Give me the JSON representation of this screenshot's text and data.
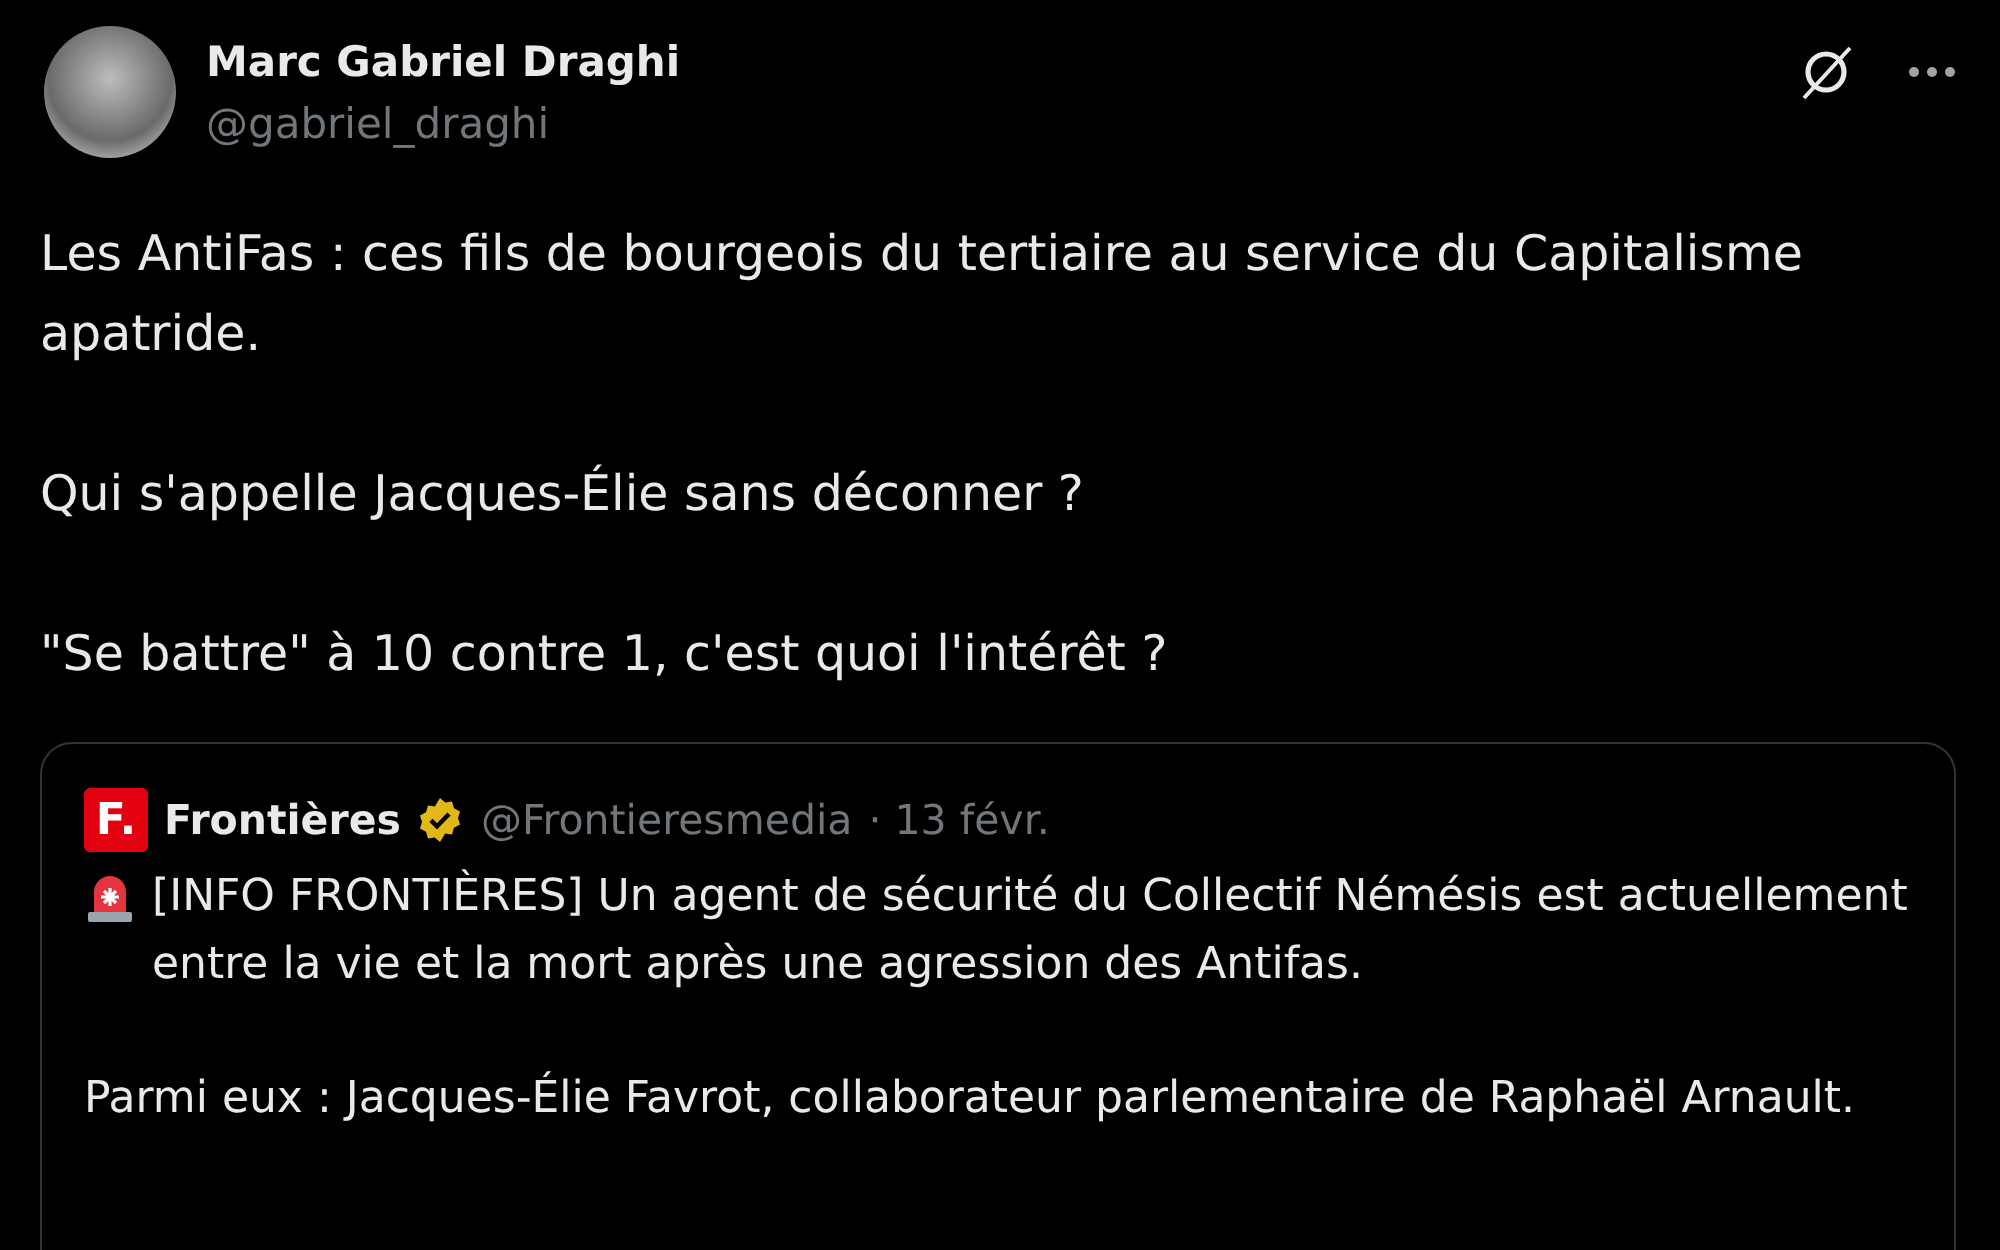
{
  "author": {
    "name": "Marc Gabriel Draghi",
    "handle": "@gabriel_draghi"
  },
  "body": [
    "Les AntiFas : ces fils de bourgeois du tertiaire au service du Capitalisme apatride.",
    "Qui s'appelle Jacques-Élie sans déconner ?",
    "\"Se battre\" à 10 contre 1, c'est quoi l'intérêt ?"
  ],
  "quote": {
    "logo_text": "F.",
    "name": "Frontières",
    "verified": true,
    "handle": "@Frontieresmedia",
    "date": "· 13 févr.",
    "paragraphs": [
      {
        "kind": "siren",
        "text": "[INFO FRONTIÈRES] Un agent de sécurité du Collectif Némésis est actuellement entre la vie et la mort après une agression des Antifas."
      },
      {
        "kind": "plain",
        "text": "Parmi eux : Jacques-Élie Favrot, collaborateur parlementaire de Raphaël Arnault."
      }
    ]
  }
}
• • •
Exercise description:
Select every line in the material above where the string "handle" occurs, and copy it.

The solution:
    "handle": "@gabriel_draghi"
    "handle": "@Frontieresmedia",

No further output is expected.